##### RECORDED INFORMATION #####
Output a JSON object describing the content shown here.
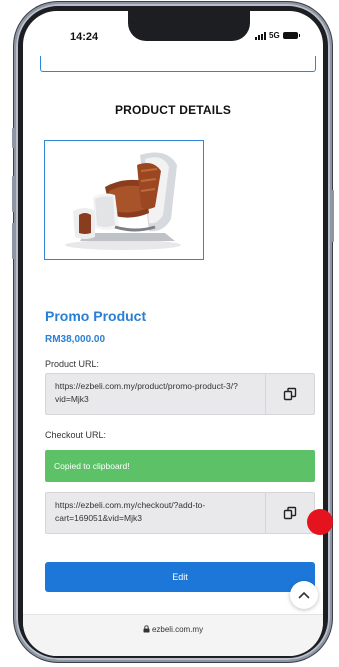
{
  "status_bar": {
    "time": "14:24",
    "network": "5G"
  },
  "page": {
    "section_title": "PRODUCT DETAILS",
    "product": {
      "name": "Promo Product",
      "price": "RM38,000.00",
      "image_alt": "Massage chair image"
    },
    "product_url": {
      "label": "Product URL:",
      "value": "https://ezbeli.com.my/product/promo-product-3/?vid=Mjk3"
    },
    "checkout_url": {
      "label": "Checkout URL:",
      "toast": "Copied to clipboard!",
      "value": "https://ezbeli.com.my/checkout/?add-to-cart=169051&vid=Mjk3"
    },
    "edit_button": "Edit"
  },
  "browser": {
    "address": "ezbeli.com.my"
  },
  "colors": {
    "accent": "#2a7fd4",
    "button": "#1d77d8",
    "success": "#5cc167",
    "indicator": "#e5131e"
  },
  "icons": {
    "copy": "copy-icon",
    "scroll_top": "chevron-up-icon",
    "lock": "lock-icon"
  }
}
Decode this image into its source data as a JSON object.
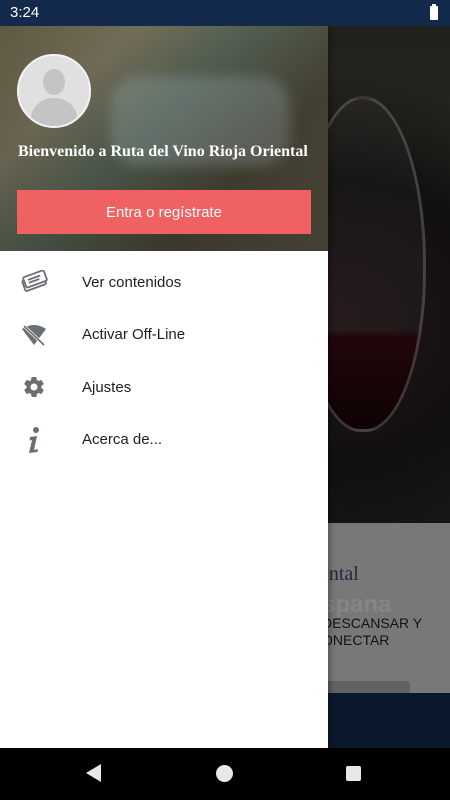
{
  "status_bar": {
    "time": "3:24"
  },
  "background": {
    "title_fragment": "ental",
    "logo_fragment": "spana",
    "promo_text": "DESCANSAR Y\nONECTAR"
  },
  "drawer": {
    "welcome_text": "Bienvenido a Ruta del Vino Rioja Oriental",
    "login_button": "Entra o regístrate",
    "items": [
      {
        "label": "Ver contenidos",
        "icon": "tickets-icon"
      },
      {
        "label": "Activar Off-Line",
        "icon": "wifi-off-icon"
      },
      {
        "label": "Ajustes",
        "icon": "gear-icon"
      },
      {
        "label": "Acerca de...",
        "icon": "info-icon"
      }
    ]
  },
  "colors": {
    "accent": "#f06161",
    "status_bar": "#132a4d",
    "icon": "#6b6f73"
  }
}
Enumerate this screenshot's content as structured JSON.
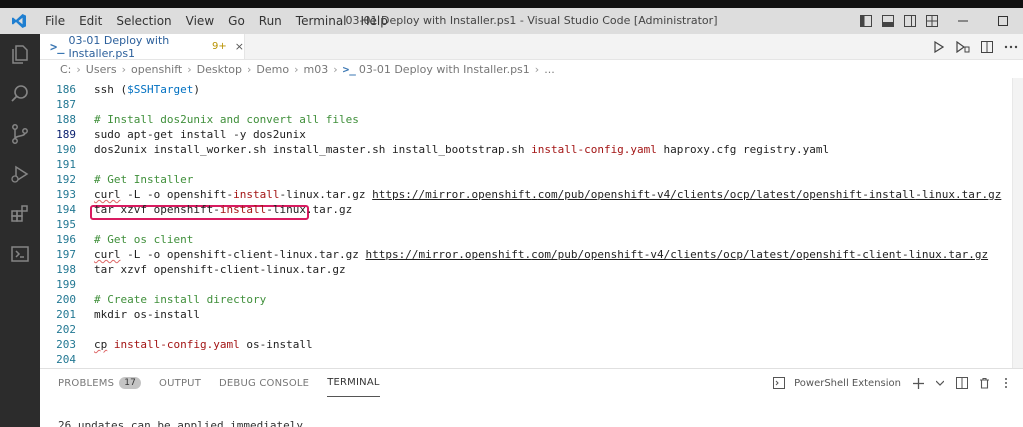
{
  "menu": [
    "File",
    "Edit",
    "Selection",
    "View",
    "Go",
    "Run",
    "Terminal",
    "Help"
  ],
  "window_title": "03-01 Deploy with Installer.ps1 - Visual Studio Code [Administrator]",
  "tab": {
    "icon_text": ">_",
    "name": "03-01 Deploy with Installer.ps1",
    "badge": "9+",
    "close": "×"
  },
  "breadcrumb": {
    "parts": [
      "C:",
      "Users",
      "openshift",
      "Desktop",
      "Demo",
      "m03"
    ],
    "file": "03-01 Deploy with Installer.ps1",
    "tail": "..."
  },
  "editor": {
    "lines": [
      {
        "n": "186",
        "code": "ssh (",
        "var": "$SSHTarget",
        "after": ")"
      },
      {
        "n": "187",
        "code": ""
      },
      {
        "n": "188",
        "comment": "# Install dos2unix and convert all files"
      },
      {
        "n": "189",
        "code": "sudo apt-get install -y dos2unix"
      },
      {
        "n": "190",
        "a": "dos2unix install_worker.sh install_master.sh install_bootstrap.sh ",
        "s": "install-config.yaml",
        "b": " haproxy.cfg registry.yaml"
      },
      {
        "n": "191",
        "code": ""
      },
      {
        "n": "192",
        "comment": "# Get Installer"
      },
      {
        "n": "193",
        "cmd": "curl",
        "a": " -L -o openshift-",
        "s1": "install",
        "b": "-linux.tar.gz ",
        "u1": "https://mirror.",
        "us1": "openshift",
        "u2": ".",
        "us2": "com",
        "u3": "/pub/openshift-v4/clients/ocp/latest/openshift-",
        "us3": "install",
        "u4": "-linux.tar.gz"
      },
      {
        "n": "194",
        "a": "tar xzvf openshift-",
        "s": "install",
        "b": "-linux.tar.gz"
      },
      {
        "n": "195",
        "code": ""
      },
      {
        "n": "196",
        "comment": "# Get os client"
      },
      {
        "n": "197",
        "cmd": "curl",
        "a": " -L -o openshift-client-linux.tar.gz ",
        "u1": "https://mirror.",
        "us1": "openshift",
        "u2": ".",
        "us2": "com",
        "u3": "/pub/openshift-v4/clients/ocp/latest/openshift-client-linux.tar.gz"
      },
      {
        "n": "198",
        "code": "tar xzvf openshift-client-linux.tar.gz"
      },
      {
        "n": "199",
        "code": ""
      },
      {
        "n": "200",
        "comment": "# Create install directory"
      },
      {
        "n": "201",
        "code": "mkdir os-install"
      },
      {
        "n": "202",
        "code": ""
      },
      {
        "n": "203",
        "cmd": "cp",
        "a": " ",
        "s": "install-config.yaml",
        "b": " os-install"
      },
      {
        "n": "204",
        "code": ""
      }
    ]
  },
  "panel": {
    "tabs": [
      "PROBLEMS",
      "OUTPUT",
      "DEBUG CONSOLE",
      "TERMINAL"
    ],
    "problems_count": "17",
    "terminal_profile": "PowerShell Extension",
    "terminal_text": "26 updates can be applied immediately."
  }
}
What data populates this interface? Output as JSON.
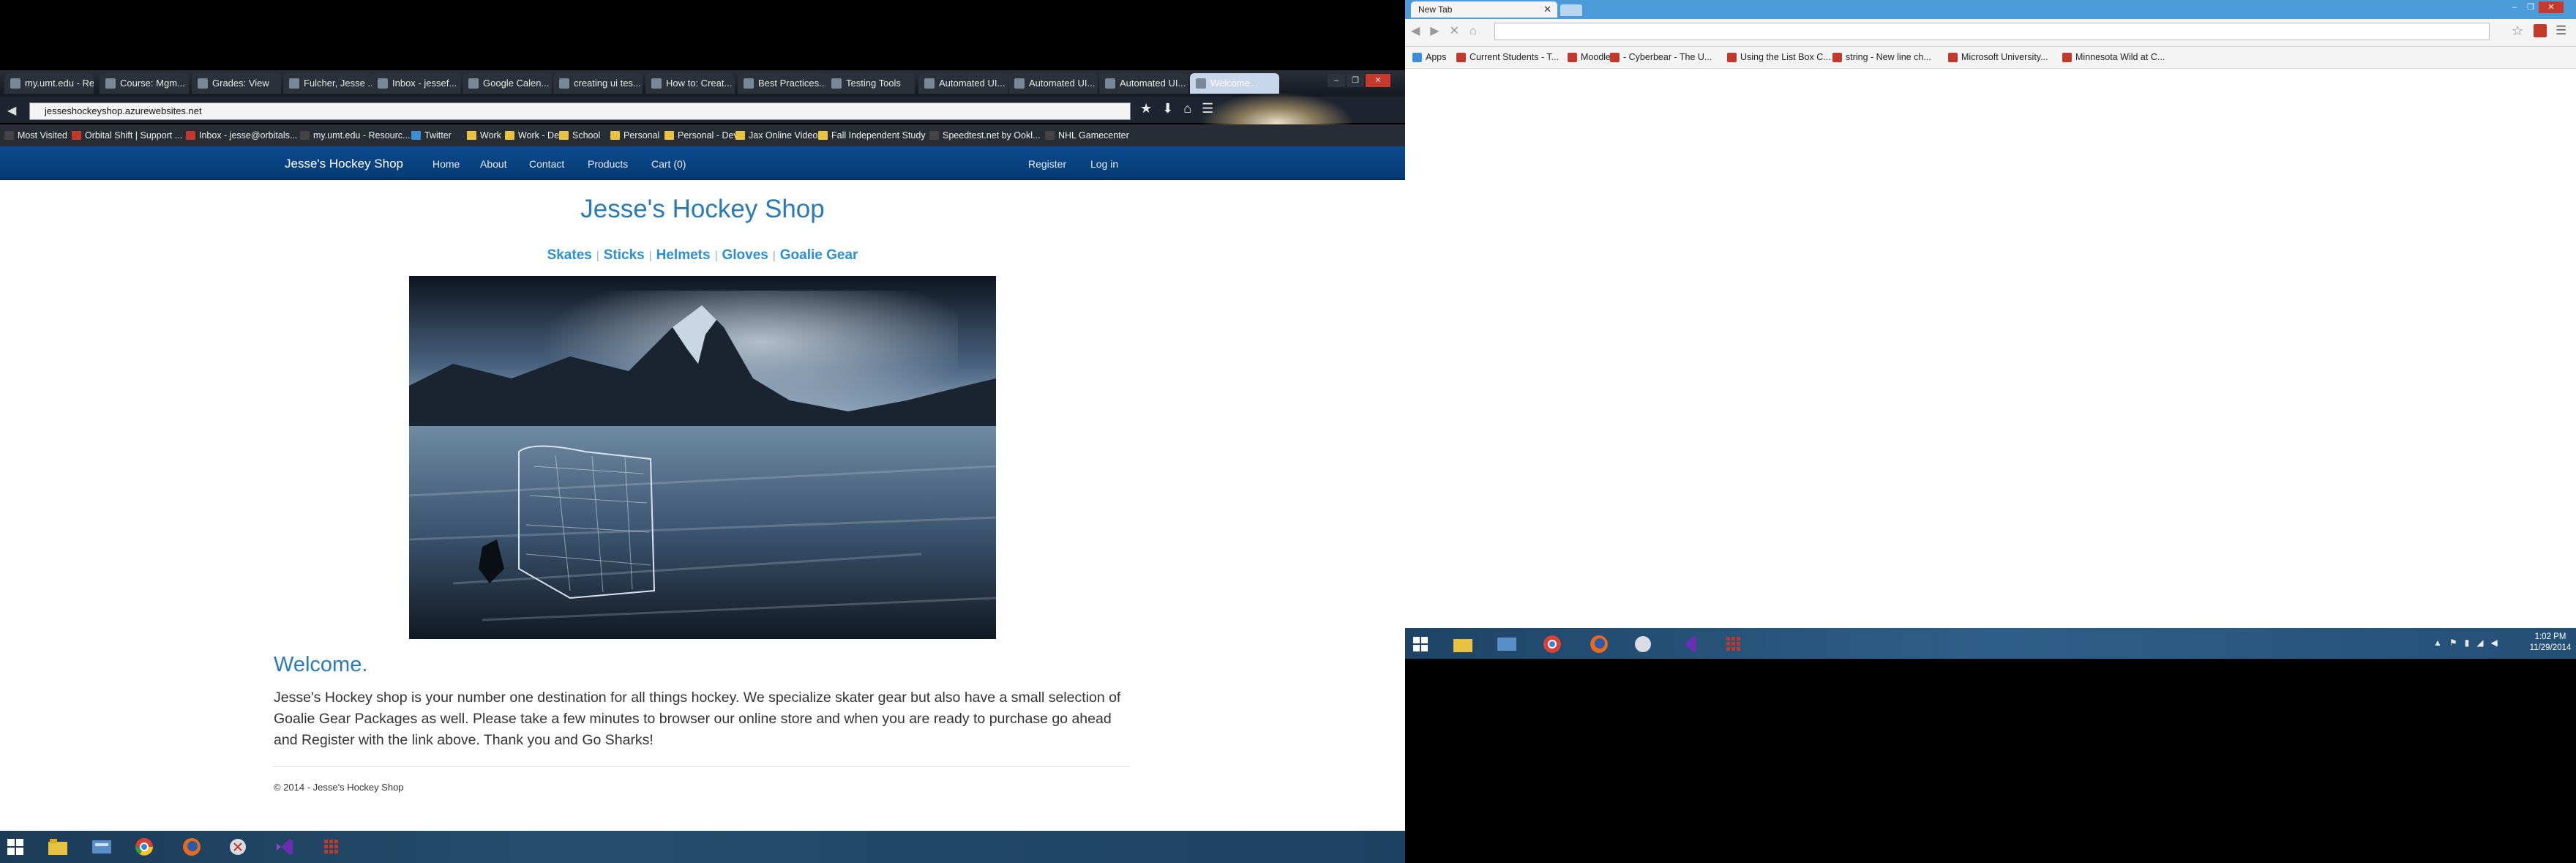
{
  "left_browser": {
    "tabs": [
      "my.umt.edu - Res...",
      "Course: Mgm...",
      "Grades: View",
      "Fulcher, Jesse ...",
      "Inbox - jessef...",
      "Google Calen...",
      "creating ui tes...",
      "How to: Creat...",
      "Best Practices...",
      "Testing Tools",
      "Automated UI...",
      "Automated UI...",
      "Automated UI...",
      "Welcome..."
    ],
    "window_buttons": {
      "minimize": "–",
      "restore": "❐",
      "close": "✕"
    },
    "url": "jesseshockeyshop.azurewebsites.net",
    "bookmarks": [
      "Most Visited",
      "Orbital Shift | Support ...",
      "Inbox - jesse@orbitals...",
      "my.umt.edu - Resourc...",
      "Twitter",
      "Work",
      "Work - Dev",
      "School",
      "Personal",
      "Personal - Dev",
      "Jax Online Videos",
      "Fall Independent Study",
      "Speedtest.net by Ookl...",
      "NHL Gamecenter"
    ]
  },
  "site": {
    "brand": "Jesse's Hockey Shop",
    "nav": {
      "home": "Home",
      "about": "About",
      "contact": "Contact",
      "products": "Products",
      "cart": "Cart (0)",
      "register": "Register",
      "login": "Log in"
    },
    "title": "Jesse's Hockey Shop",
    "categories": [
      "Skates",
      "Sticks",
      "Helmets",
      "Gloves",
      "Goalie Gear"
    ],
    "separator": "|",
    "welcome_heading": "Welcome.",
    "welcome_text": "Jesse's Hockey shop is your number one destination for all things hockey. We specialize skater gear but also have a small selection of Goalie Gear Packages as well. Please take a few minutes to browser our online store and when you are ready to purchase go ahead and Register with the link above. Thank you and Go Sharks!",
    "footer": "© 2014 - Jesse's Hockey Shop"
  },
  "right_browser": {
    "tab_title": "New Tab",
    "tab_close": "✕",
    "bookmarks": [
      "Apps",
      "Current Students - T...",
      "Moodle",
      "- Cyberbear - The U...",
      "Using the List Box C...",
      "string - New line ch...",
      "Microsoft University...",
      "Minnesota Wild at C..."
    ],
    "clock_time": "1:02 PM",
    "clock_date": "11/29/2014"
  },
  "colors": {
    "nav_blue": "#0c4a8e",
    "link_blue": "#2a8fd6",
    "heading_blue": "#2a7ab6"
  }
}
#####
WRITTEN REQUEST ▸ Output all of the entries verbatim, leaving out any images.

FINAL ANSWER ▸
Output a JSON object describing the content shown here.
{
  "status_bar": {
    "time": "14:24",
    "network": "5G"
  },
  "page": {
    "section_title": "PRODUCT DETAILS",
    "product": {
      "name": "Promo Product",
      "price": "RM38,000.00",
      "image_alt": "Massage chair image"
    },
    "product_url": {
      "label": "Product URL:",
      "value": "https://ezbeli.com.my/product/promo-product-3/?vid=Mjk3"
    },
    "checkout_url": {
      "label": "Checkout URL:",
      "toast": "Copied to clipboard!",
      "value": "https://ezbeli.com.my/checkout/?add-to-cart=169051&vid=Mjk3"
    },
    "edit_button": "Edit"
  },
  "browser": {
    "address": "ezbeli.com.my"
  },
  "colors": {
    "accent": "#2a7fd4",
    "button": "#1d77d8",
    "success": "#5cc167",
    "indicator": "#e5131e"
  },
  "icons": {
    "copy": "copy-icon",
    "scroll_top": "chevron-up-icon",
    "lock": "lock-icon"
  }
}
Decode this image into its source data as a JSON object.
{
  "status_bar": {
    "time": "3:24"
  },
  "background": {
    "title_fragment": "ental",
    "logo_fragment": "spana",
    "promo_text": "DESCANSAR Y\nONECTAR"
  },
  "drawer": {
    "welcome_text": "Bienvenido a Ruta del Vino Rioja Oriental",
    "login_button": "Entra o regístrate",
    "items": [
      {
        "label": "Ver contenidos",
        "icon": "tickets-icon"
      },
      {
        "label": "Activar Off-Line",
        "icon": "wifi-off-icon"
      },
      {
        "label": "Ajustes",
        "icon": "gear-icon"
      },
      {
        "label": "Acerca de...",
        "icon": "info-icon"
      }
    ]
  },
  "colors": {
    "accent": "#f06161",
    "status_bar": "#132a4d",
    "icon": "#6b6f73"
  }
}
Enumerate this screenshot's content as structured JSON.
{
  "menu": [
    "File",
    "Edit",
    "Selection",
    "View",
    "Go",
    "Run",
    "Terminal",
    "Help"
  ],
  "window_title": "03-01 Deploy with Installer.ps1 - Visual Studio Code [Administrator]",
  "tab": {
    "icon_text": ">_",
    "name": "03-01 Deploy with Installer.ps1",
    "badge": "9+",
    "close": "×"
  },
  "breadcrumb": {
    "parts": [
      "C:",
      "Users",
      "openshift",
      "Desktop",
      "Demo",
      "m03"
    ],
    "file": "03-01 Deploy with Installer.ps1",
    "tail": "..."
  },
  "editor": {
    "lines": [
      {
        "n": "186",
        "code": "ssh (",
        "var": "$SSHTarget",
        "after": ")"
      },
      {
        "n": "187",
        "code": ""
      },
      {
        "n": "188",
        "comment": "# Install dos2unix and convert all files"
      },
      {
        "n": "189",
        "code": "sudo apt-get install -y dos2unix"
      },
      {
        "n": "190",
        "a": "dos2unix install_worker.sh install_master.sh install_bootstrap.sh ",
        "s": "install-config.yaml",
        "b": " haproxy.cfg registry.yaml"
      },
      {
        "n": "191",
        "code": ""
      },
      {
        "n": "192",
        "comment": "# Get Installer"
      },
      {
        "n": "193",
        "cmd": "curl",
        "a": " -L -o openshift-",
        "s1": "install",
        "b": "-linux.tar.gz ",
        "u1": "https://mirror.",
        "us1": "openshift",
        "u2": ".",
        "us2": "com",
        "u3": "/pub/openshift-v4/clients/ocp/latest/openshift-",
        "us3": "install",
        "u4": "-linux.tar.gz"
      },
      {
        "n": "194",
        "a": "tar xzvf openshift-",
        "s": "install",
        "b": "-linux.tar.gz"
      },
      {
        "n": "195",
        "code": ""
      },
      {
        "n": "196",
        "comment": "# Get os client"
      },
      {
        "n": "197",
        "cmd": "curl",
        "a": " -L -o openshift-client-linux.tar.gz ",
        "u1": "https://mirror.",
        "us1": "openshift",
        "u2": ".",
        "us2": "com",
        "u3": "/pub/openshift-v4/clients/ocp/latest/openshift-client-linux.tar.gz"
      },
      {
        "n": "198",
        "code": "tar xzvf openshift-client-linux.tar.gz"
      },
      {
        "n": "199",
        "code": ""
      },
      {
        "n": "200",
        "comment": "# Create install directory"
      },
      {
        "n": "201",
        "code": "mkdir os-install"
      },
      {
        "n": "202",
        "code": ""
      },
      {
        "n": "203",
        "cmd": "cp",
        "a": " ",
        "s": "install-config.yaml",
        "b": " os-install"
      },
      {
        "n": "204",
        "code": ""
      }
    ]
  },
  "panel": {
    "tabs": [
      "PROBLEMS",
      "OUTPUT",
      "DEBUG CONSOLE",
      "TERMINAL"
    ],
    "problems_count": "17",
    "terminal_profile": "PowerShell Extension",
    "terminal_text": "26 updates can be applied immediately."
  }
}
What data populates this interface? Output as JSON.
{
  "left_browser": {
    "tabs": [
      "my.umt.edu - Res...",
      "Course: Mgm...",
      "Grades: View",
      "Fulcher, Jesse ...",
      "Inbox - jessef...",
      "Google Calen...",
      "creating ui tes...",
      "How to: Creat...",
      "Best Practices...",
      "Testing Tools",
      "Automated UI...",
      "Automated UI...",
      "Automated UI...",
      "Welcome..."
    ],
    "window_buttons": {
      "minimize": "–",
      "restore": "❐",
      "close": "✕"
    },
    "url": "jesseshockeyshop.azurewebsites.net",
    "bookmarks": [
      "Most Visited",
      "Orbital Shift | Support ...",
      "Inbox - jesse@orbitals...",
      "my.umt.edu - Resourc...",
      "Twitter",
      "Work",
      "Work - Dev",
      "School",
      "Personal",
      "Personal - Dev",
      "Jax Online Videos",
      "Fall Independent Study",
      "Speedtest.net by Ookl...",
      "NHL Gamecenter"
    ]
  },
  "site": {
    "brand": "Jesse's Hockey Shop",
    "nav": {
      "home": "Home",
      "about": "About",
      "contact": "Contact",
      "products": "Products",
      "cart": "Cart (0)",
      "register": "Register",
      "login": "Log in"
    },
    "title": "Jesse's Hockey Shop",
    "categories": [
      "Skates",
      "Sticks",
      "Helmets",
      "Gloves",
      "Goalie Gear"
    ],
    "separator": "|",
    "welcome_heading": "Welcome.",
    "welcome_text": "Jesse's Hockey shop is your number one destination for all things hockey. We specialize skater gear but also have a small selection of Goalie Gear Packages as well. Please take a few minutes to browser our online store and when you are ready to purchase go ahead and Register with the link above. Thank you and Go Sharks!",
    "footer": "© 2014 - Jesse's Hockey Shop"
  },
  "right_browser": {
    "tab_title": "New Tab",
    "tab_close": "✕",
    "bookmarks": [
      "Apps",
      "Current Students - T...",
      "Moodle",
      "- Cyberbear - The U...",
      "Using the List Box C...",
      "string - New line ch...",
      "Microsoft University...",
      "Minnesota Wild at C..."
    ],
    "clock_time": "1:02 PM",
    "clock_date": "11/29/2014"
  },
  "colors": {
    "nav_blue": "#0c4a8e",
    "link_blue": "#2a8fd6",
    "heading_blue": "#2a7ab6"
  }
}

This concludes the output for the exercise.